### Exercise task a
Count the lines in the entries below that contain the string "会話モードスコア" and give only the number.

Getting NLTK for Text Processing

This notebook introduces the Natural Language Toolkit (NLTK) which facilitates a broad range of tasks for text processing and representing results. It's part of the The Art of Literary Text Analysis and assumes that you've already worked through previous notebooks (Getting Setup, Getting Started and Getting Texts). In this notebook we'll look in particular at:

Installing the NLTK Library

The Anaconda bundle that we're using already includes NLTK, but the bundle doesn't include the NLTK data collections that are available. Fortunately, it's easy to download the data, and we can even do it within a notebook. Following the same steps as before, create a new notebook named "GettingNltk" and run this first code cell:

In [1]:
import nltk

nltk.download() # download NLTK data (we should only need to run this cell once)
showing info https://raw.githubusercontent.com/nltk/nltk_data/gh-pages/index.xml
Out[1]:
True

This should cause a new window to appear (eventually) with a dialog box to download data collections. For the sake of simplicity, if possible select the "all" row and press "Download". Once the download is complete, you can close that window.

NLTK Data Download

Now you're set! You can close and delete the temporary notebook used for installation.

Text Processing

Now that we have NLTK installed, let's use it for text processing.

We'll start by retrieving The Gold Bug plain text that we had saved locally in the Getting Texts notebook. If you need to recapitulate the essentials of the previous notebook, try running this to retrieve the text:

import urllib.request
# retrieve Poe plain text value
poeUrl = "http://www.gutenberg.org/files/2147/2147-0.txt"
poeString = urllib.request.urlopen(poeUrl).read().decode()

And then this, in a separate cell so that we don't read repeatedly from Gutenberg:

import os
# isolate The Gold Bug
start = poeString.find("THE GOLD-BUG")
end = poeString.find("FOUR BEASTS IN ONE")
goldBugString = poeString[start:end]
# save the file locally
directory = "data"
if not os.path.exists(directory):
    os.makedirs(directory)
with open("data/goldBug.txt", "w") as f:
    f.write(goldBugString)

Now we should be ready to retrieve the text:

In [1]:
with open("data/goldBug.txt", "r") as f:
    goldBugString = f.read()

Now we will work toward showing the top frequency words in our plain text. This involves three major steps:

  1. processing our plain text to find the words (also known as tokenization)
  2. counting the frequencies of each word
  3. displaying the frequencies information

Tokenization

Tokenization is the basic process of parsing a string to divide it into smaller units of the same kind. You can tokenize text into paragraphs, sentences, words or other structures, but here we're focused on recognizing words in our text. For that, let's import the nltk library and use its convenient word_tokenize() function. NLTK actually has several ways of tokenizing texts, and for that matter we could write our own code to do it. We'll have a peek at the first ten tokens.

### Exercise task b
Transcribe the stretch of the NLTK tutorial above from "import urllib.request" through "poeString = urllib.request.urlopen(poeUrl).read().decode()".

(Element and coordinate records)
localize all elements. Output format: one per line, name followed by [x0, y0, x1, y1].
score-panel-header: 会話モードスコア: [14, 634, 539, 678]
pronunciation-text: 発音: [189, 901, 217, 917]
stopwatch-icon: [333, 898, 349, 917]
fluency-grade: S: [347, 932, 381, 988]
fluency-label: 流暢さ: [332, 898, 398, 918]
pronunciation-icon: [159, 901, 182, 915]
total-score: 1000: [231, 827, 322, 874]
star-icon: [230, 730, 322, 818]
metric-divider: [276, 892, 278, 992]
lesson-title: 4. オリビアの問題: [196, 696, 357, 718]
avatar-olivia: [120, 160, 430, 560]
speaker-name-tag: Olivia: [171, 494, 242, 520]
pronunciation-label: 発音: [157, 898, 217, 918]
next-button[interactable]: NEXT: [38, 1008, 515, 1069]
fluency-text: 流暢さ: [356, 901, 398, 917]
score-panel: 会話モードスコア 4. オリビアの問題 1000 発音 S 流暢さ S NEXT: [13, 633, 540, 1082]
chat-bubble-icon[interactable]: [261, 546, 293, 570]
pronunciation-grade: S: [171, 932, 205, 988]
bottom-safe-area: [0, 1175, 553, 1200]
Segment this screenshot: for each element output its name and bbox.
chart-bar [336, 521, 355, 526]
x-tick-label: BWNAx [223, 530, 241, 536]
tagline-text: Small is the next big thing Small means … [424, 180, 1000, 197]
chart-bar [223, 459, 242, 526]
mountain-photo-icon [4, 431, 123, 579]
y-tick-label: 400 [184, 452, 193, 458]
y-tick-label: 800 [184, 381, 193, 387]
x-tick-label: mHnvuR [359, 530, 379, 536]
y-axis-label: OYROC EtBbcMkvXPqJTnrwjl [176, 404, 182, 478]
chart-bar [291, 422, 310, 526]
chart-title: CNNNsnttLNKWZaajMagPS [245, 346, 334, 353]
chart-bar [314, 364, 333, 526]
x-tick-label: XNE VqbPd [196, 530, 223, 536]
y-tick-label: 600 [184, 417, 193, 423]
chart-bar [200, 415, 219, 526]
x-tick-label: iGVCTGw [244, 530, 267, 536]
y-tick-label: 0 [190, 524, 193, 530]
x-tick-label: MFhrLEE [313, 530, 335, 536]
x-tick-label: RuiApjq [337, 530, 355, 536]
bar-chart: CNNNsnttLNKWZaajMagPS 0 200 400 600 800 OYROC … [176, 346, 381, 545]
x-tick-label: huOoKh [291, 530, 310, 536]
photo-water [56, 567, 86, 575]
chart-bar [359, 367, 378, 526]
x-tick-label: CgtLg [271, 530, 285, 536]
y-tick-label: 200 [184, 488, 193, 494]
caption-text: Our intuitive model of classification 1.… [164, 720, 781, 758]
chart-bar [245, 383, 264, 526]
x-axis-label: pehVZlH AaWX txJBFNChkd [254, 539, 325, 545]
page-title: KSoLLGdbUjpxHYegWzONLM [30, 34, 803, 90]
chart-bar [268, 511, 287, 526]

### Exercise answer a
2

### Exercise answer b
import urllib.request
# retrieve Poe plain text value
poeUrl = "http://www.gutenberg.org/files/2147/2147-0.txt"
poeString = urllib.request.urlopen(poeUrl).read().decode()